> _AIM OF THE TASK_: Return the listing word for word, as given.

> _THE RECORDS_:
● ● ● ● ● ● ●

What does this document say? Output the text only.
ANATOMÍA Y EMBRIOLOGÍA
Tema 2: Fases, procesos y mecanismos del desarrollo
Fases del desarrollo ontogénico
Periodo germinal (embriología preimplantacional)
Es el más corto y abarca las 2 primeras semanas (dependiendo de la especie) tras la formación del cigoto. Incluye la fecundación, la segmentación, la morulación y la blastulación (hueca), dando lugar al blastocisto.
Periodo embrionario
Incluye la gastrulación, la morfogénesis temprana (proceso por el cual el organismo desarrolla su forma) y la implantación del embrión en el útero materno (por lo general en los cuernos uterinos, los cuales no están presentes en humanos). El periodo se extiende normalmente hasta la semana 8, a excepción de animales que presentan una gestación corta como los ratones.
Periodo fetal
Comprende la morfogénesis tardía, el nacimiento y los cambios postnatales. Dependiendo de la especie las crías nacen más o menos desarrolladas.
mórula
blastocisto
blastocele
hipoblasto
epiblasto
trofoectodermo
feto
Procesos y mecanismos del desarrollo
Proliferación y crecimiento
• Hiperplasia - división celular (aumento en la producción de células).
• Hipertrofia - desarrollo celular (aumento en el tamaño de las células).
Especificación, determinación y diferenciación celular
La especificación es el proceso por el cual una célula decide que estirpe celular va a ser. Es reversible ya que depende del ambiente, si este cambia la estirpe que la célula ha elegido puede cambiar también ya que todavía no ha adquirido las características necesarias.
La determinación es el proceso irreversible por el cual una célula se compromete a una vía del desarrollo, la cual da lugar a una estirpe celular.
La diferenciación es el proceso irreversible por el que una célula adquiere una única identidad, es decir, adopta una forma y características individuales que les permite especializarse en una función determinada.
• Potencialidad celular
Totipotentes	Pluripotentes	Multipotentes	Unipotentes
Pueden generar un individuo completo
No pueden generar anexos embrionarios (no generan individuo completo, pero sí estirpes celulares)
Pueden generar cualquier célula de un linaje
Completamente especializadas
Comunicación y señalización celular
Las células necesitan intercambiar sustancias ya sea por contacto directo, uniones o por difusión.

● ● ● ● ● ● ●

> _RESULT OF THIS TASK_:
What does this document say? Output the text only.
ANATOMÍA Y EMBRIOLOGÍA
Tema 2: Fases, procesos y mecanismos del desarrollo
Fases del desarrollo ontogénico
Periodo germinal (embriología preimplantacional)
Es el más corto y abarca las 2 primeras semanas (dependiendo de la especie) tras la formación del cigoto. Incluye la fecundación, la segmentación, la morulación y la blastulación (hueca), dando lugar al blastocisto.
Periodo embrionario
Incluye la gastrulación, la morfogénesis temprana (proceso por el cual el organismo desarrolla su forma) y la implantación del embrión en el útero materno (por lo general en los cuernos uterinos, los cuales no están presentes en humanos). El periodo se extiende normalmente hasta la semana 8, a excepción de animales que presentan una gestación corta como los ratones.
Periodo fetal
Comprende la morfogénesis tardía, el nacimiento y los cambios postnatales. Dependiendo de la especie las crías nacen más o menos desarrolladas.
mórula
blastocisto
blastocele
hipoblasto
epiblasto
trofoectodermo
feto
Procesos y mecanismos del desarrollo
Proliferación y crecimiento
• Hiperplasia - división celular (aumento en la producción de células).
• Hipertrofia - desarrollo celular (aumento en el tamaño de las células).
Especificación, determinación y diferenciación celular
La especificación es el proceso por el cual una célula decide que estirpe celular va a ser. Es reversible ya que depende del ambiente, si este cambia la estirpe que la célula ha elegido puede cambiar también ya que todavía no ha adquirido las características necesarias.
La determinación es el proceso irreversible por el cual una célula se compromete a una vía del desarrollo, la cual da lugar a una estirpe celular.
La diferenciación es el proceso irreversible por el que una célula adquiere una única identidad, es decir, adopta una forma y características individuales que les permite especializarse en una función determinada.
• Potencialidad celular
Totipotentes	Pluripotentes	Multipotentes	Unipotentes
Pueden generar un individuo completo
No pueden generar anexos embrionarios (no generan individuo completo, pero sí estirpes celulares)
Pueden generar cualquier célula de un linaje
Completamente especializadas
Comunicación y señalización celular
Las células necesitan intercambiar sustancias ya sea por contacto directo, uniones o por difusión.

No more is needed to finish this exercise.